### Given exercise
Print the entries below word for word; the pictures stay out of your copy.

Dataset records
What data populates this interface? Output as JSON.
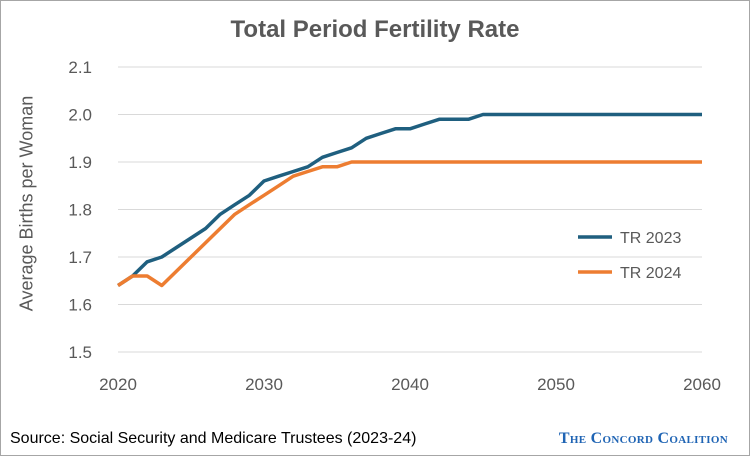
{
  "chart_data": {
    "type": "line",
    "title": "Total Period Fertility Rate",
    "xlabel": "",
    "ylabel": "Average Births per Woman",
    "xlim": [
      2020,
      2060
    ],
    "ylim": [
      1.5,
      2.1
    ],
    "x_ticks": [
      "2020",
      "2030",
      "2040",
      "2050",
      "2060"
    ],
    "y_ticks": [
      "1.5",
      "1.6",
      "1.7",
      "1.8",
      "1.9",
      "2.0",
      "2.1"
    ],
    "grid": "horizontal",
    "legend_position": "right-middle",
    "series": [
      {
        "name": "TR 2023",
        "color": "#1f5f7f",
        "x": [
          2020,
          2021,
          2022,
          2023,
          2024,
          2025,
          2026,
          2027,
          2028,
          2029,
          2030,
          2031,
          2032,
          2033,
          2034,
          2035,
          2036,
          2037,
          2038,
          2039,
          2040,
          2041,
          2042,
          2043,
          2044,
          2045,
          2046,
          2050,
          2060
        ],
        "values": [
          1.64,
          1.66,
          1.69,
          1.7,
          1.72,
          1.74,
          1.76,
          1.79,
          1.81,
          1.83,
          1.86,
          1.87,
          1.88,
          1.89,
          1.91,
          1.92,
          1.93,
          1.95,
          1.96,
          1.97,
          1.97,
          1.98,
          1.99,
          1.99,
          1.99,
          2.0,
          2.0,
          2.0,
          2.0
        ]
      },
      {
        "name": "TR 2024",
        "color": "#ed7d31",
        "x": [
          2020,
          2021,
          2022,
          2023,
          2024,
          2025,
          2026,
          2027,
          2028,
          2029,
          2030,
          2031,
          2032,
          2033,
          2034,
          2035,
          2036,
          2040,
          2050,
          2060
        ],
        "values": [
          1.64,
          1.66,
          1.66,
          1.64,
          1.67,
          1.7,
          1.73,
          1.76,
          1.79,
          1.81,
          1.83,
          1.85,
          1.87,
          1.88,
          1.89,
          1.89,
          1.9,
          1.9,
          1.9,
          1.9
        ]
      }
    ]
  },
  "footer": {
    "source": "Source: Social Security and Medicare Trustees (2023-24)",
    "brand": "The Concord Coalition"
  }
}
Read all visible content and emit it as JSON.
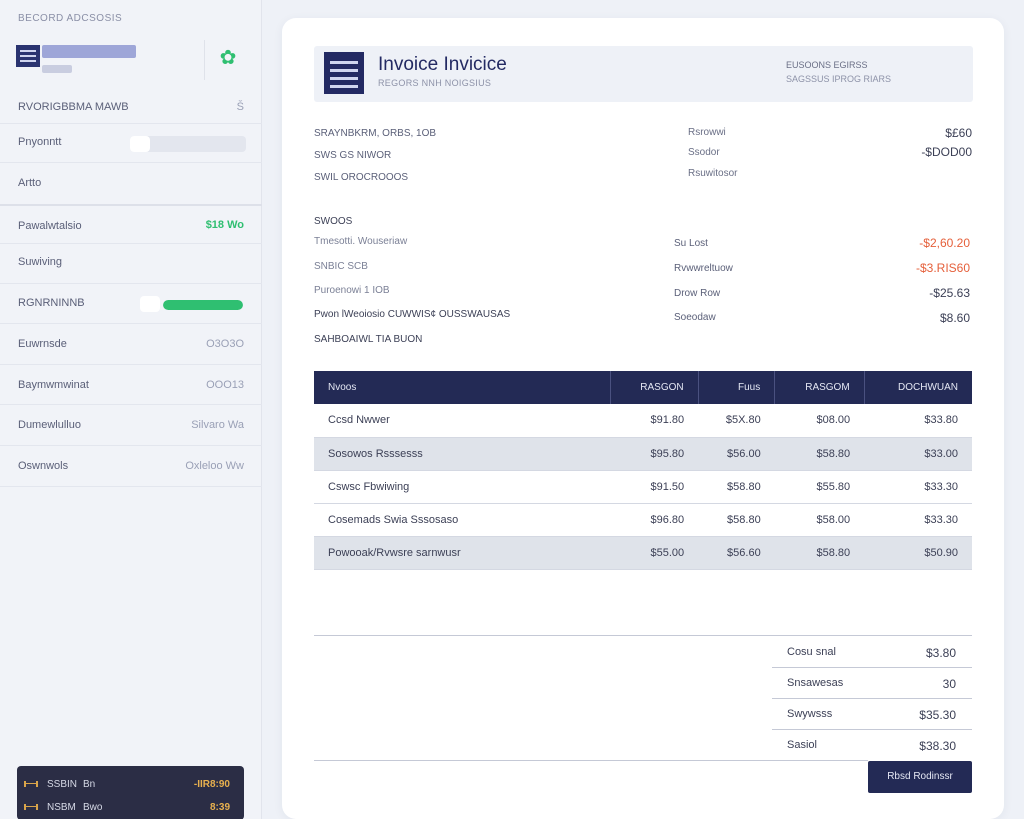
{
  "sidebar": {
    "title": "BECORD ADCSOSIS",
    "rows": [
      {
        "label": "RVORIGBBMA MAWB",
        "value": "Š"
      },
      {
        "label": "Pnyonntt",
        "value": ""
      },
      {
        "label": "Artto",
        "value": ""
      },
      {
        "label": "Pawalwtalsio",
        "value": "$18 Wo"
      },
      {
        "label": "Suwiving",
        "value": ""
      },
      {
        "label": "RGNRNINNB",
        "value": ""
      },
      {
        "label": "Euwrnsde",
        "value": "O3O3O"
      },
      {
        "label": "Baymwmwinat",
        "value": "OOO13"
      },
      {
        "label": "Dumewlulluo",
        "value": "Silvaro Wa"
      },
      {
        "label": "Oswnwols",
        "value": "Oxleloo Ww"
      }
    ],
    "progress": 1.0,
    "card": [
      {
        "a": "SSBIN",
        "b": "Bn",
        "value": "-IIR8:90"
      },
      {
        "a": "NSBM",
        "b": "Bwo",
        "value": "8:39"
      }
    ]
  },
  "invoice": {
    "title": "Invoice Invicice",
    "subtitle": "REGORS NNH NOIGSIUS",
    "header_right_1": "EUSOONS EGIRSS",
    "header_right_2": "SAGSSUS IPROG RIARS",
    "meta_left": [
      "SRAYNBKRM, ORBS, 1OB",
      "SWS GS NIWOR",
      "SWIL OROCROOOS"
    ],
    "meta_mid": [
      "Rsrowwi",
      "Ssodor",
      "Rsuwitosor"
    ],
    "meta_values": [
      "$£60",
      "-$DOD00"
    ],
    "section_title": "SWOOS",
    "adjust_left": [
      "Tmesotti. Wouseriaw",
      "SNBIC SCB",
      "Puroenowi 1 IOB",
      "Pwon lWeoiosio CUWWIS¢ OUSSWAUSAS",
      "SAHBOAIWL TIA BUON"
    ],
    "adjust_mid": [
      "Su Lost",
      "Rvwwreltuow",
      "Drow Row",
      "Soeodaw"
    ],
    "adjust_values": [
      "-$2,60.20",
      "-$3.RIS60",
      "-$25.63",
      "$8.60"
    ],
    "table": {
      "headers": [
        "Nvoos",
        "RASGON",
        "Fuus",
        "RASGOM",
        "DOCHWUAN"
      ],
      "rows": [
        [
          "Ccsd Nwwer",
          "$91.80",
          "$5X.80",
          "$08.00",
          "$33.80"
        ],
        [
          "Sosowos Rsssesss",
          "$95.80",
          "$56.00",
          "$58.80",
          "$33.00"
        ],
        [
          "Cswsc Fbwiwing",
          "$91.50",
          "$58.80",
          "$55.80",
          "$33.30"
        ],
        [
          "Cosemads Swia Sssosaso",
          "$96.80",
          "$58.80",
          "$58.00",
          "$33.30"
        ],
        [
          "Powooak/Rvwsre sarnwusr",
          "$55.00",
          "$56.60",
          "$58.80",
          "$50.90"
        ]
      ]
    },
    "totals": [
      {
        "label": "Cosu snal",
        "value": "$3.80"
      },
      {
        "label": "Snsawesas",
        "value": "30"
      },
      {
        "label": "Swywsss",
        "value": "$35.30"
      },
      {
        "label": "Sasiol",
        "value": "$38.30"
      }
    ],
    "pay_button": "Rbsd Rodinssr"
  }
}
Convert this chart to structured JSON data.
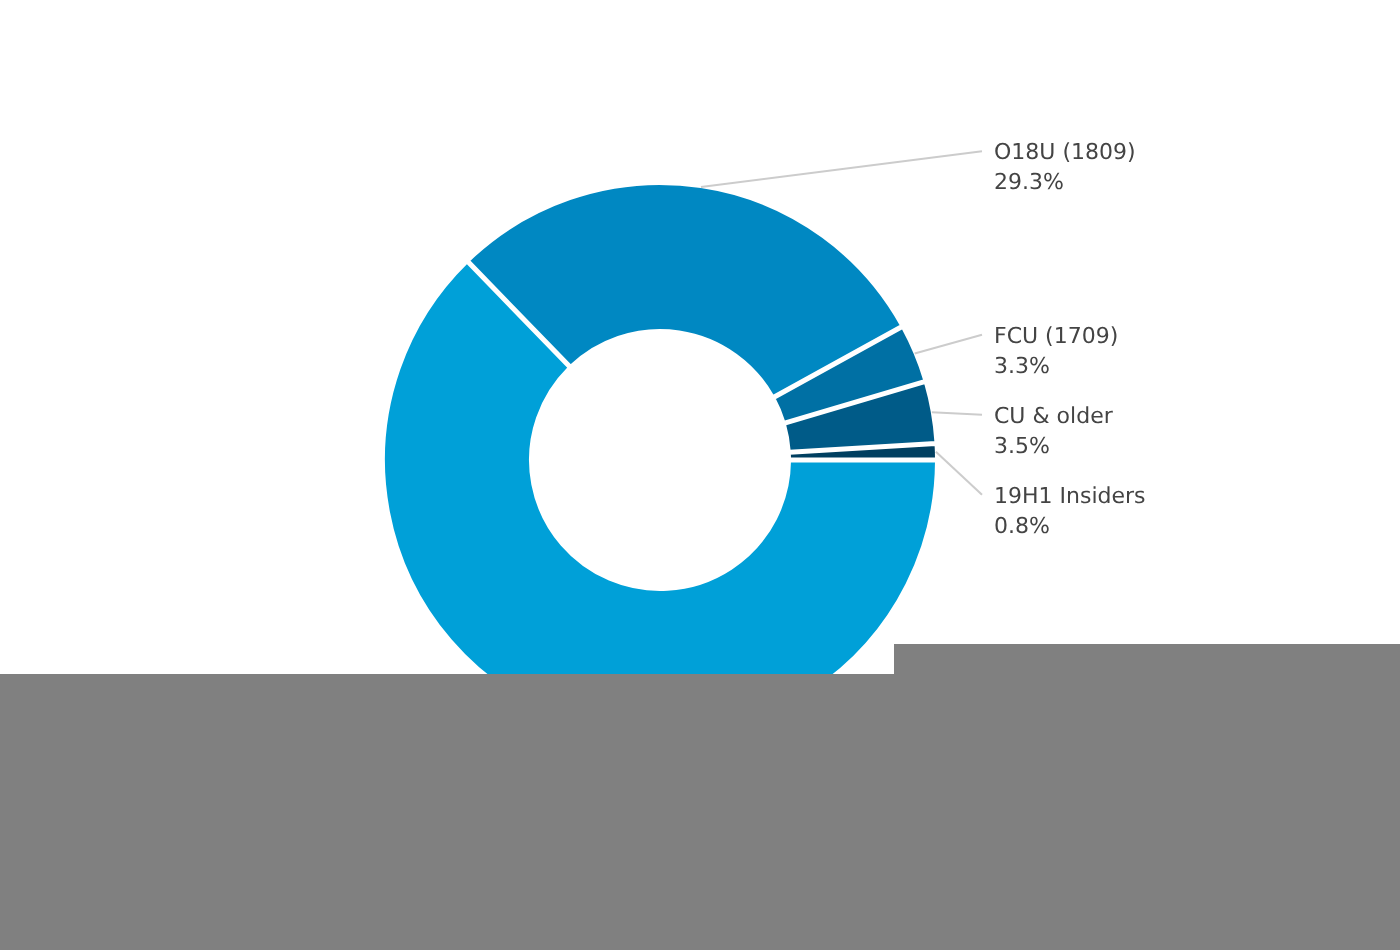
{
  "chart_data": {
    "type": "donut",
    "categories": [
      null,
      "O18U (1809)",
      "FCU (1709)",
      "CU & older",
      "19H1 Insiders"
    ],
    "values": [
      63.1,
      29.3,
      3.3,
      3.5,
      0.8
    ],
    "colors": [
      "#00a0d8",
      "#0088c2",
      "#0070a4",
      "#005b88",
      "#003f60"
    ],
    "value_labels": [
      null,
      "29.3%",
      "3.3%",
      "3.5%",
      "0.8%"
    ]
  }
}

### Result of this exercise
What data populates this interface? Output as JSON.
{
  "chart_data": {
    "type": "line",
    "title": "Total Period Fertility Rate",
    "xlabel": "",
    "ylabel": "Average Births per Woman",
    "xlim": [
      2020,
      2060
    ],
    "ylim": [
      1.5,
      2.1
    ],
    "x_ticks": [
      "2020",
      "2030",
      "2040",
      "2050",
      "2060"
    ],
    "y_ticks": [
      "1.5",
      "1.6",
      "1.7",
      "1.8",
      "1.9",
      "2.0",
      "2.1"
    ],
    "grid": "horizontal",
    "legend_position": "right-middle",
    "series": [
      {
        "name": "TR 2023",
        "color": "#1f5f7f",
        "x": [
          2020,
          2021,
          2022,
          2023,
          2024,
          2025,
          2026,
          2027,
          2028,
          2029,
          2030,
          2031,
          2032,
          2033,
          2034,
          2035,
          2036,
          2037,
          2038,
          2039,
          2040,
          2041,
          2042,
          2043,
          2044,
          2045,
          2046,
          2050,
          2060
        ],
        "values": [
          1.64,
          1.66,
          1.69,
          1.7,
          1.72,
          1.74,
          1.76,
          1.79,
          1.81,
          1.83,
          1.86,
          1.87,
          1.88,
          1.89,
          1.91,
          1.92,
          1.93,
          1.95,
          1.96,
          1.97,
          1.97,
          1.98,
          1.99,
          1.99,
          1.99,
          2.0,
          2.0,
          2.0,
          2.0
        ]
      },
      {
        "name": "TR 2024",
        "color": "#ed7d31",
        "x": [
          2020,
          2021,
          2022,
          2023,
          2024,
          2025,
          2026,
          2027,
          2028,
          2029,
          2030,
          2031,
          2032,
          2033,
          2034,
          2035,
          2036,
          2040,
          2050,
          2060
        ],
        "values": [
          1.64,
          1.66,
          1.66,
          1.64,
          1.67,
          1.7,
          1.73,
          1.76,
          1.79,
          1.81,
          1.83,
          1.85,
          1.87,
          1.88,
          1.89,
          1.89,
          1.9,
          1.9,
          1.9,
          1.9
        ]
      }
    ]
  },
  "footer": {
    "source": "Source: Social Security and Medicare Trustees (2023-24)",
    "brand": "The Concord Coalition"
  }
}
Read all visible content and emit it as JSON.
{
  "sidebar": {
    "title": "BECORD ADCSOSIS",
    "rows": [
      {
        "label": "RVORIGBBMA MAWB",
        "value": "Š"
      },
      {
        "label": "Pnyonntt",
        "value": ""
      },
      {
        "label": "Artto",
        "value": ""
      },
      {
        "label": "Pawalwtalsio",
        "value": "$18 Wo"
      },
      {
        "label": "Suwiving",
        "value": ""
      },
      {
        "label": "RGNRNINNB",
        "value": ""
      },
      {
        "label": "Euwrnsde",
        "value": "O3O3O"
      },
      {
        "label": "Baymwmwinat",
        "value": "OOO13"
      },
      {
        "label": "Dumewlulluo",
        "value": "Silvaro Wa"
      },
      {
        "label": "Oswnwols",
        "value": "Oxleloo Ww"
      }
    ],
    "progress": 1.0,
    "card": [
      {
        "a": "SSBIN",
        "b": "Bn",
        "value": "-IIR8:90"
      },
      {
        "a": "NSBM",
        "b": "Bwo",
        "value": "8:39"
      }
    ]
  },
  "invoice": {
    "title": "Invoice Invicice",
    "subtitle": "REGORS NNH NOIGSIUS",
    "header_right_1": "EUSOONS EGIRSS",
    "header_right_2": "SAGSSUS IPROG RIARS",
    "meta_left": [
      "SRAYNBKRM, ORBS, 1OB",
      "SWS GS NIWOR",
      "SWIL OROCROOOS"
    ],
    "meta_mid": [
      "Rsrowwi",
      "Ssodor",
      "Rsuwitosor"
    ],
    "meta_values": [
      "$£60",
      "-$DOD00"
    ],
    "section_title": "SWOOS",
    "adjust_left": [
      "Tmesotti. Wouseriaw",
      "SNBIC SCB",
      "Puroenowi 1 IOB",
      "Pwon lWeoiosio CUWWIS¢ OUSSWAUSAS",
      "SAHBOAIWL TIA BUON"
    ],
    "adjust_mid": [
      "Su Lost",
      "Rvwwreltuow",
      "Drow Row",
      "Soeodaw"
    ],
    "adjust_values": [
      "-$2,60.20",
      "-$3.RIS60",
      "-$25.63",
      "$8.60"
    ],
    "table": {
      "headers": [
        "Nvoos",
        "RASGON",
        "Fuus",
        "RASGOM",
        "DOCHWUAN"
      ],
      "rows": [
        [
          "Ccsd Nwwer",
          "$91.80",
          "$5X.80",
          "$08.00",
          "$33.80"
        ],
        [
          "Sosowos Rsssesss",
          "$95.80",
          "$56.00",
          "$58.80",
          "$33.00"
        ],
        [
          "Cswsc Fbwiwing",
          "$91.50",
          "$58.80",
          "$55.80",
          "$33.30"
        ],
        [
          "Cosemads Swia Sssosaso",
          "$96.80",
          "$58.80",
          "$58.00",
          "$33.30"
        ],
        [
          "Powooak/Rvwsre sarnwusr",
          "$55.00",
          "$56.60",
          "$58.80",
          "$50.90"
        ]
      ]
    },
    "totals": [
      {
        "label": "Cosu snal",
        "value": "$3.80"
      },
      {
        "label": "Snsawesas",
        "value": "30"
      },
      {
        "label": "Swywsss",
        "value": "$35.30"
      },
      {
        "label": "Sasiol",
        "value": "$38.30"
      }
    ],
    "pay_button": "Rbsd Rodinssr"
  }
}
Convert this chart to structured JSON data.
{
  "chart_data": {
    "type": "donut",
    "categories": [
      null,
      "O18U (1809)",
      "FCU (1709)",
      "CU & older",
      "19H1 Insiders"
    ],
    "values": [
      63.1,
      29.3,
      3.3,
      3.5,
      0.8
    ],
    "colors": [
      "#00a0d8",
      "#0088c2",
      "#0070a4",
      "#005b88",
      "#003f60"
    ],
    "value_labels": [
      null,
      "29.3%",
      "3.3%",
      "3.5%",
      "0.8%"
    ]
  }
}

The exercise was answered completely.